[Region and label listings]
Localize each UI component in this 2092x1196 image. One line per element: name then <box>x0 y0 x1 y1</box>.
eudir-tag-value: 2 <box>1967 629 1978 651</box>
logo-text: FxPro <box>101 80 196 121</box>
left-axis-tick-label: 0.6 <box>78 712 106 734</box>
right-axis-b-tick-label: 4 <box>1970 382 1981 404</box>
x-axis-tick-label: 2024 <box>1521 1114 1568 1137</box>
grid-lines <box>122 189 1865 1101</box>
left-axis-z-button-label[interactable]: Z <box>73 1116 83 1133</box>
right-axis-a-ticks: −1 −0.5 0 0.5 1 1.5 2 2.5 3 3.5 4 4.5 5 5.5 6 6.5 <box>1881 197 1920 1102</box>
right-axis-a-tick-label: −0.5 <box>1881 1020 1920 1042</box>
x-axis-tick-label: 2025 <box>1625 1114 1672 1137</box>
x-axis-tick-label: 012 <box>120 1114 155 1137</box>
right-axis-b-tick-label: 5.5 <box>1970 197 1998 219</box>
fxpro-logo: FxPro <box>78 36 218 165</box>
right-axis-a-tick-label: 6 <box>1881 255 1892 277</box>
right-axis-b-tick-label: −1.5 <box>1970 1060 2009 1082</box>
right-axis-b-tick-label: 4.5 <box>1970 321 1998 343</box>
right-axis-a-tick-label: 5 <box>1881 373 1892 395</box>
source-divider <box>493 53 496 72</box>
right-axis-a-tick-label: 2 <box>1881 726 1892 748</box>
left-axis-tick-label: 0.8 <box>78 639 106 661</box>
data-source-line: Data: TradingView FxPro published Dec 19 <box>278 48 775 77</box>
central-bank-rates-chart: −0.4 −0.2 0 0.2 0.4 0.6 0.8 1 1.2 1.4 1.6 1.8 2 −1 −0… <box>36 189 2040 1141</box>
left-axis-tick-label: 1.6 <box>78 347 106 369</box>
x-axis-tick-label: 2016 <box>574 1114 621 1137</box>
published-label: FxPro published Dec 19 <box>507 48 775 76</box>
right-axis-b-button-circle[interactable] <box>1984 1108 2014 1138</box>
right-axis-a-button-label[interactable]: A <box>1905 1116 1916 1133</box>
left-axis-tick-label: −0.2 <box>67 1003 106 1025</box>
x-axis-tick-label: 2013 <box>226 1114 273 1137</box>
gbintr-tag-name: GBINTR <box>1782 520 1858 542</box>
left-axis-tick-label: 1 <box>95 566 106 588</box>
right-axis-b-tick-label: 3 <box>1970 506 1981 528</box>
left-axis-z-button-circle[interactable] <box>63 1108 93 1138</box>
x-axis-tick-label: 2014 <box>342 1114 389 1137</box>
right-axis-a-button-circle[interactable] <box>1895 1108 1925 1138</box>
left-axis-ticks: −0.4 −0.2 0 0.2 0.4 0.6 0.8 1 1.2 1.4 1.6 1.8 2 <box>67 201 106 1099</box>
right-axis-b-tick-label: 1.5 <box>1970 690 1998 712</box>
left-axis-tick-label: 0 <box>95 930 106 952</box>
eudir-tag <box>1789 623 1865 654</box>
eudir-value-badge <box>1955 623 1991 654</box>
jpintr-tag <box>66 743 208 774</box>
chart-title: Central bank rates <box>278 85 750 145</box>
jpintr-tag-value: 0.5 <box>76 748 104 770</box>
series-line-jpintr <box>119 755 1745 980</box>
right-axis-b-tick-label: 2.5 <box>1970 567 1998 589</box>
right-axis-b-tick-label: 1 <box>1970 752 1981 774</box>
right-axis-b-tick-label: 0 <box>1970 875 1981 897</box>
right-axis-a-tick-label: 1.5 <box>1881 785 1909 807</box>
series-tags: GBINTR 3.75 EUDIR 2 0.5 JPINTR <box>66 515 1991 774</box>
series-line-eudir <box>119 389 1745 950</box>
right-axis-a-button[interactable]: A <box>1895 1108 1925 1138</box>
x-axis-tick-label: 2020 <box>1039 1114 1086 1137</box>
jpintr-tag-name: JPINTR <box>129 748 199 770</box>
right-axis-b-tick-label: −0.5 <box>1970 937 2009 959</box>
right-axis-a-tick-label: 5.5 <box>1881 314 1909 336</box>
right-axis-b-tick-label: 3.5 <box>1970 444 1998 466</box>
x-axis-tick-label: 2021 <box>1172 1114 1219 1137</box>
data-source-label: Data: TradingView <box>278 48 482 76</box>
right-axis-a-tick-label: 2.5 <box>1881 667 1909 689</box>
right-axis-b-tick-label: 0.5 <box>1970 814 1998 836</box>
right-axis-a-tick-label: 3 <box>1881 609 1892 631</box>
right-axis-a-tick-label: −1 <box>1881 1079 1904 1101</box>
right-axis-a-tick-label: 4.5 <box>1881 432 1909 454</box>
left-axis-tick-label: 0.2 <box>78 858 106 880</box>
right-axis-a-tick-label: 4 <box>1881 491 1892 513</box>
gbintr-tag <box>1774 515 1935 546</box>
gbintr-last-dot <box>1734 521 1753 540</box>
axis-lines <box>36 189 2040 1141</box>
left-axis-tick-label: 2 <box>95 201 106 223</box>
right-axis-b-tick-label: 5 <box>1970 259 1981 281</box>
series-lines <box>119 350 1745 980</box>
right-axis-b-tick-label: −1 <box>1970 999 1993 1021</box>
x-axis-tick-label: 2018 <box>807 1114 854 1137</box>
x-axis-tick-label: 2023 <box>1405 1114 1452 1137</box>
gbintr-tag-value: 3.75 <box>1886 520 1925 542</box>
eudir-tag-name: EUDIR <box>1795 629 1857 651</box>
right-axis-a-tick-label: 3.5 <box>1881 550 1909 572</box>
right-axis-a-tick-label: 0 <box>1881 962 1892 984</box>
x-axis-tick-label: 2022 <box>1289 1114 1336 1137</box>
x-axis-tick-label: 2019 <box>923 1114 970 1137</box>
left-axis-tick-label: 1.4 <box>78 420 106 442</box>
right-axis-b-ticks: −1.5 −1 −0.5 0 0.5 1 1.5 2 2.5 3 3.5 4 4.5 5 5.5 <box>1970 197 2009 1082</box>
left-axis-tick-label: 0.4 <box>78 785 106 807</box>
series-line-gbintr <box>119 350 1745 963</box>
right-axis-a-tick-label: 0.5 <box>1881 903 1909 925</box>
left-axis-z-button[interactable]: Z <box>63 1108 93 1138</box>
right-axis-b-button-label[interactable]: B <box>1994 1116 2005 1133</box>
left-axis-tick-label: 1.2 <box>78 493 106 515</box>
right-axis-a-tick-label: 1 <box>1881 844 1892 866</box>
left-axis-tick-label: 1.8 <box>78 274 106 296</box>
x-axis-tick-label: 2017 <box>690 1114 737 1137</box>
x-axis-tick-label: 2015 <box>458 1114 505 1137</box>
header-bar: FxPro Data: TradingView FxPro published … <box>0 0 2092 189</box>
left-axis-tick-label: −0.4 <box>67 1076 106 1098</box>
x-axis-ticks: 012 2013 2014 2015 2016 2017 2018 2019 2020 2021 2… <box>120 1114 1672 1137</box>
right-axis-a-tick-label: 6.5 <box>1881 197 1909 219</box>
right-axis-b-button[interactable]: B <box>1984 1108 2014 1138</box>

## WORK TO DO
Print every line of the data above verbatim, keeping the original order.

## RESULT OF THE TASK
Localize each UI component in this 2092x1196 image. One line per element: name then <box>x0 y0 x1 y1</box>.
eudir-tag-value: 2 <box>1967 629 1978 651</box>
logo-text: FxPro <box>101 80 196 121</box>
left-axis-tick-label: 0.6 <box>78 712 106 734</box>
right-axis-b-tick-label: 4 <box>1970 382 1981 404</box>
x-axis-tick-label: 2024 <box>1521 1114 1568 1137</box>
grid-lines <box>122 189 1865 1101</box>
left-axis-z-button-label[interactable]: Z <box>73 1116 83 1133</box>
right-axis-a-ticks: −1 −0.5 0 0.5 1 1.5 2 2.5 3 3.5 4 4.5 5 5.5 6 6.5 <box>1881 197 1920 1102</box>
right-axis-a-tick-label: −0.5 <box>1881 1020 1920 1042</box>
x-axis-tick-label: 2025 <box>1625 1114 1672 1137</box>
x-axis-tick-label: 012 <box>120 1114 155 1137</box>
right-axis-b-tick-label: 5.5 <box>1970 197 1998 219</box>
fxpro-logo: FxPro <box>78 36 218 165</box>
right-axis-a-tick-label: 6 <box>1881 255 1892 277</box>
right-axis-b-tick-label: −1.5 <box>1970 1060 2009 1082</box>
right-axis-b-tick-label: 4.5 <box>1970 321 1998 343</box>
right-axis-a-tick-label: 5 <box>1881 373 1892 395</box>
source-divider <box>493 53 496 72</box>
right-axis-a-tick-label: 2 <box>1881 726 1892 748</box>
left-axis-tick-label: 0.8 <box>78 639 106 661</box>
data-source-line: Data: TradingView FxPro published Dec 19 <box>278 48 775 77</box>
central-bank-rates-chart: −0.4 −0.2 0 0.2 0.4 0.6 0.8 1 1.2 1.4 1.6 1.8 2 −1 −0… <box>36 189 2040 1141</box>
left-axis-tick-label: 1.6 <box>78 347 106 369</box>
x-axis-tick-label: 2016 <box>574 1114 621 1137</box>
published-label: FxPro published Dec 19 <box>507 48 775 76</box>
right-axis-b-button-circle[interactable] <box>1984 1108 2014 1138</box>
right-axis-a-button-label[interactable]: A <box>1905 1116 1916 1133</box>
left-axis-tick-label: −0.2 <box>67 1003 106 1025</box>
x-axis-tick-label: 2013 <box>226 1114 273 1137</box>
gbintr-tag-name: GBINTR <box>1782 520 1858 542</box>
left-axis-tick-label: 1 <box>95 566 106 588</box>
right-axis-b-tick-label: 3 <box>1970 506 1981 528</box>
left-axis-z-button-circle[interactable] <box>63 1108 93 1138</box>
x-axis-tick-label: 2014 <box>342 1114 389 1137</box>
right-axis-a-button-circle[interactable] <box>1895 1108 1925 1138</box>
left-axis-ticks: −0.4 −0.2 0 0.2 0.4 0.6 0.8 1 1.2 1.4 1.6 1.8 2 <box>67 201 106 1099</box>
right-axis-b-tick-label: 1.5 <box>1970 690 1998 712</box>
left-axis-tick-label: 0 <box>95 930 106 952</box>
eudir-tag <box>1789 623 1865 654</box>
eudir-value-badge <box>1955 623 1991 654</box>
jpintr-tag <box>66 743 208 774</box>
chart-title: Central bank rates <box>278 85 750 145</box>
jpintr-tag-value: 0.5 <box>76 748 104 770</box>
series-line-jpintr <box>119 755 1745 980</box>
right-axis-b-tick-label: 2.5 <box>1970 567 1998 589</box>
right-axis-b-tick-label: 1 <box>1970 752 1981 774</box>
right-axis-b-tick-label: 0 <box>1970 875 1981 897</box>
right-axis-a-tick-label: 1.5 <box>1881 785 1909 807</box>
series-tags: GBINTR 3.75 EUDIR 2 0.5 JPINTR <box>66 515 1991 774</box>
series-line-eudir <box>119 389 1745 950</box>
right-axis-a-button[interactable]: A <box>1895 1108 1925 1138</box>
x-axis-tick-label: 2020 <box>1039 1114 1086 1137</box>
jpintr-tag-name: JPINTR <box>129 748 199 770</box>
right-axis-b-tick-label: −0.5 <box>1970 937 2009 959</box>
right-axis-a-tick-label: 5.5 <box>1881 314 1909 336</box>
right-axis-b-tick-label: 3.5 <box>1970 444 1998 466</box>
x-axis-tick-label: 2021 <box>1172 1114 1219 1137</box>
data-source-label: Data: TradingView <box>278 48 482 76</box>
right-axis-a-tick-label: 2.5 <box>1881 667 1909 689</box>
right-axis-b-tick-label: 0.5 <box>1970 814 1998 836</box>
right-axis-a-tick-label: 3 <box>1881 609 1892 631</box>
right-axis-a-tick-label: −1 <box>1881 1079 1904 1101</box>
right-axis-a-tick-label: 4.5 <box>1881 432 1909 454</box>
left-axis-tick-label: 0.2 <box>78 858 106 880</box>
right-axis-a-tick-label: 4 <box>1881 491 1892 513</box>
gbintr-tag <box>1774 515 1935 546</box>
gbintr-last-dot <box>1734 521 1753 540</box>
axis-lines <box>36 189 2040 1141</box>
left-axis-tick-label: 2 <box>95 201 106 223</box>
right-axis-b-tick-label: 5 <box>1970 259 1981 281</box>
series-lines <box>119 350 1745 980</box>
right-axis-b-tick-label: −1 <box>1970 999 1993 1021</box>
x-axis-tick-label: 2018 <box>807 1114 854 1137</box>
x-axis-tick-label: 2023 <box>1405 1114 1452 1137</box>
gbintr-tag-value: 3.75 <box>1886 520 1925 542</box>
eudir-tag-name: EUDIR <box>1795 629 1857 651</box>
right-axis-a-tick-label: 3.5 <box>1881 550 1909 572</box>
right-axis-a-tick-label: 0 <box>1881 962 1892 984</box>
x-axis-tick-label: 2022 <box>1289 1114 1336 1137</box>
x-axis-tick-label: 2019 <box>923 1114 970 1137</box>
left-axis-tick-label: 1.4 <box>78 420 106 442</box>
right-axis-b-ticks: −1.5 −1 −0.5 0 0.5 1 1.5 2 2.5 3 3.5 4 4.5 5 5.5 <box>1970 197 2009 1082</box>
left-axis-tick-label: 0.4 <box>78 785 106 807</box>
series-line-gbintr <box>119 350 1745 963</box>
right-axis-a-tick-label: 0.5 <box>1881 903 1909 925</box>
left-axis-z-button[interactable]: Z <box>63 1108 93 1138</box>
right-axis-b-button-label[interactable]: B <box>1994 1116 2005 1133</box>
left-axis-tick-label: 1.2 <box>78 493 106 515</box>
right-axis-a-tick-label: 1 <box>1881 844 1892 866</box>
left-axis-tick-label: 1.8 <box>78 274 106 296</box>
x-axis-tick-label: 2017 <box>690 1114 737 1137</box>
x-axis-tick-label: 2015 <box>458 1114 505 1137</box>
header-bar: FxPro Data: TradingView FxPro published … <box>0 0 2092 189</box>
left-axis-tick-label: −0.4 <box>67 1076 106 1098</box>
x-axis-ticks: 012 2013 2014 2015 2016 2017 2018 2019 2020 2021 2… <box>120 1114 1672 1137</box>
right-axis-a-tick-label: 6.5 <box>1881 197 1909 219</box>
right-axis-b-button[interactable]: B <box>1984 1108 2014 1138</box>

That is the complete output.